• _Direction_:
Below are records to transcribe exactly, without their pictures.

□ □ □ □ □

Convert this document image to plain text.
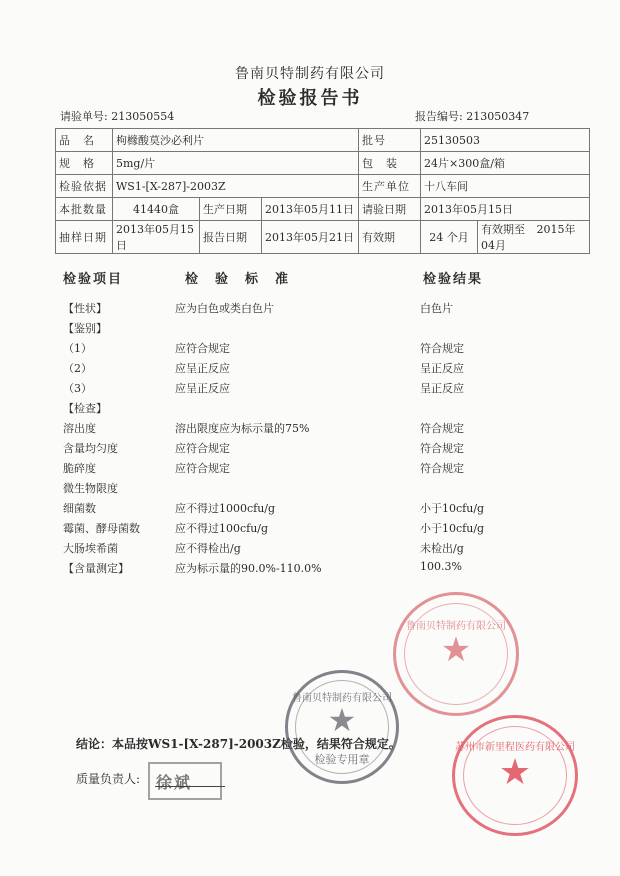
鲁南贝特制药有限公司
检验报告书
请验单号: 213050554	报告编号: 213050347
品　名	枸橼酸莫沙必利片			批号	25130503	
规　格	5mg/片			包　装	24片×300盒/箱	
检验依据	WS1-[X-287]-2003Z			生产单位	十八车间	
本批数量	41440盒	生产日期	2013年05月11日	请验日期	2013年05月15日	
抽样日期	2013年05月15日	报告日期	2013年05月21日	有效期	24 个月	有效期至 2015年04月
检验项目	检　验　标　准	检验结果
【性状】	应为白色或类白色片	白色片
【鉴别】
（1）	应符合规定	符合规定
（2）	应呈正反应	呈正反应
（3）	应呈正反应	呈正反应
【检查】
溶出度	溶出限度应为标示量的75%	符合规定
含量均匀度	应符合规定	符合规定
脆碎度	应符合规定	符合规定
微生物限度
细菌数	应不得过1000cfu/g	小于10cfu/g
霉菌、酵母菌数	应不得过100cfu/g	小于10cfu/g
大肠埃希菌	应不得检出/g	未检出/g
【含量测定】	应为标示量的90.0%-110.0%	100.3%
结论：本品按WS1-[X-287]-2003Z检验，结果符合规定。
质量负责人: 徐斌
鲁南贝特制药有限公司
★
检验专用章
鲁南贝特制药有限公司
★
苏州市新里程医药有限公司
★
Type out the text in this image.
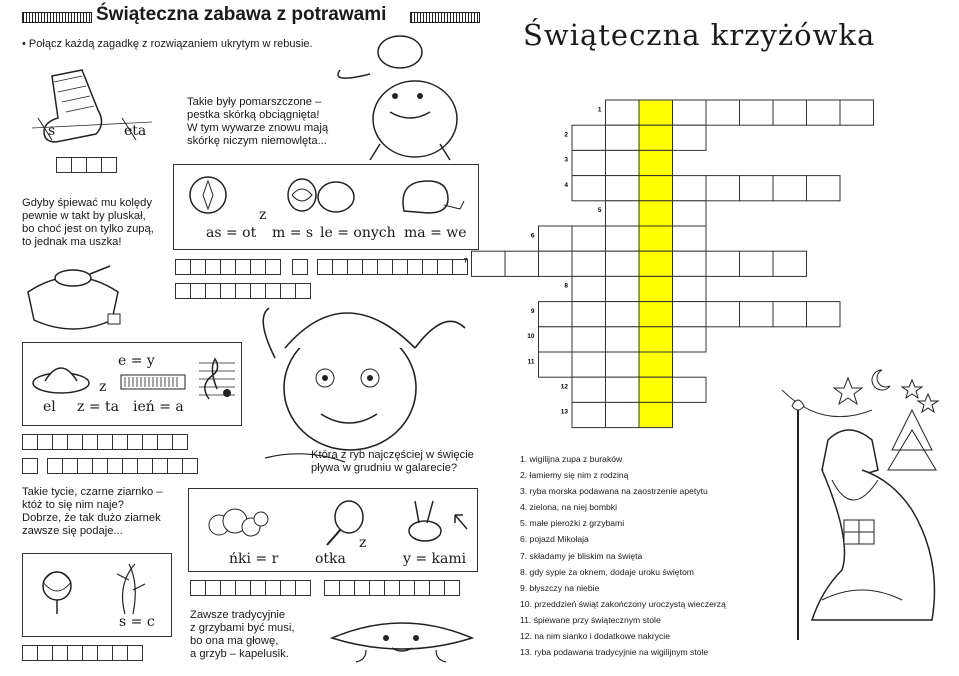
Świąteczna zabawa z potrawami
• Połącz każdą zagadkę z rozwiązaniem ukrytym w rebusie.
s	eta
Takie były pomarszczone –
pestka skórką obciągnięta!
W tym wywarze znowu mają
skórkę niczym niemowlęta...
z
as = ot m = s le = onych ma = we
Gdyby śpiewać mu kolędy
pewnie w takt by pluskał,
bo choć jest on tylko zupą,
to jednak ma uszka!
e = y
z
el z = ta ień = a
Która z ryb najczęściej w święcie
pływa w grudniu w galarecie?
Takie tycie, czarne ziarnko –
któż to się nim naje?
Dobrze, że tak dużo ziarnek
zawsze się podaje...
z
ńki = r	otka	y = kami
s = c	Zawsze tradycyjnie
z grzybami być musi,
bo ona ma głowę,
a grzyb – kapelusik.
Świąteczna krzyżówka
1
2
3
4
5
6
7
8
9
10
11
12
13
1. wigilijna zupa z buraków
2. łamiemy się nim z rodziną
3. ryba morska podawana na zaostrzenie apetytu
4. zielona, na niej bombki
5. małe pierożki z grzybami
6. pojazd Mikołaja
7. składamy je bliskim na święta
8. gdy sypie za oknem, dodaje uroku świętom
9. błyszczy na niebie
10. przeddzień świąt zakończony uroczystą wieczerzą
11. śpiewane przy świątecznym stole
12. na nim sianko i dodatkowe nakrycie
13. ryba podawana tradycyjnie na wigilijnym stole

□ □ □ □ □

• _Answer to the task_:
Convert this document image to plain text.
鲁南贝特制药有限公司
检验报告书
请验单号: 213050554	报告编号: 213050347
品　名	枸橼酸莫沙必利片			批号	25130503	
规　格	5mg/片			包　装	24片×300盒/箱	
检验依据	WS1-[X-287]-2003Z			生产单位	十八车间	
本批数量	41440盒	生产日期	2013年05月11日	请验日期	2013年05月15日	
抽样日期	2013年05月15日	报告日期	2013年05月21日	有效期	24 个月	有效期至 2015年04月
检验项目	检　验　标　准	检验结果
【性状】	应为白色或类白色片	白色片
【鉴别】
（1）	应符合规定	符合规定
（2）	应呈正反应	呈正反应
（3）	应呈正反应	呈正反应
【检查】
溶出度	溶出限度应为标示量的75%	符合规定
含量均匀度	应符合规定	符合规定
脆碎度	应符合规定	符合规定
微生物限度
细菌数	应不得过1000cfu/g	小于10cfu/g
霉菌、酵母菌数	应不得过100cfu/g	小于10cfu/g
大肠埃希菌	应不得检出/g	未检出/g
【含量测定】	应为标示量的90.0%-110.0%	100.3%
结论：本品按WS1-[X-287]-2003Z检验，结果符合规定。
质量负责人: 徐斌
鲁南贝特制药有限公司
★
检验专用章
鲁南贝特制药有限公司
★
苏州市新里程医药有限公司
★
Type out the text in this image.
Świąteczna zabawa z potrawami
• Połącz każdą zagadkę z rozwiązaniem ukrytym w rebusie.
s	eta
Takie były pomarszczone –
pestka skórką obciągnięta!
W tym wywarze znowu mają
skórkę niczym niemowlęta...
z
as = ot m = s le = onych ma = we
Gdyby śpiewać mu kolędy
pewnie w takt by pluskał,
bo choć jest on tylko zupą,
to jednak ma uszka!
e = y
z
el z = ta ień = a
Która z ryb najczęściej w święcie
pływa w grudniu w galarecie?
Takie tycie, czarne ziarnko –
któż to się nim naje?
Dobrze, że tak dużo ziarnek
zawsze się podaje...
z
ńki = r	otka	y = kami
s = c	Zawsze tradycyjnie
z grzybami być musi,
bo ona ma głowę,
a grzyb – kapelusik.
Świąteczna krzyżówka
1
2
3
4
5
6
7
8
9
10
11
12
13
1. wigilijna zupa z buraków
2. łamiemy się nim z rodziną
3. ryba morska podawana na zaostrzenie apetytu
4. zielona, na niej bombki
5. małe pierożki z grzybami
6. pojazd Mikołaja
7. składamy je bliskim na święta
8. gdy sypie za oknem, dodaje uroku świętom
9. błyszczy na niebie
10. przeddzień świąt zakończony uroczystą wieczerzą
11. śpiewane przy świątecznym stole
12. na nim sianko i dodatkowe nakrycie
13. ryba podawana tradycyjnie na wigilijnym stole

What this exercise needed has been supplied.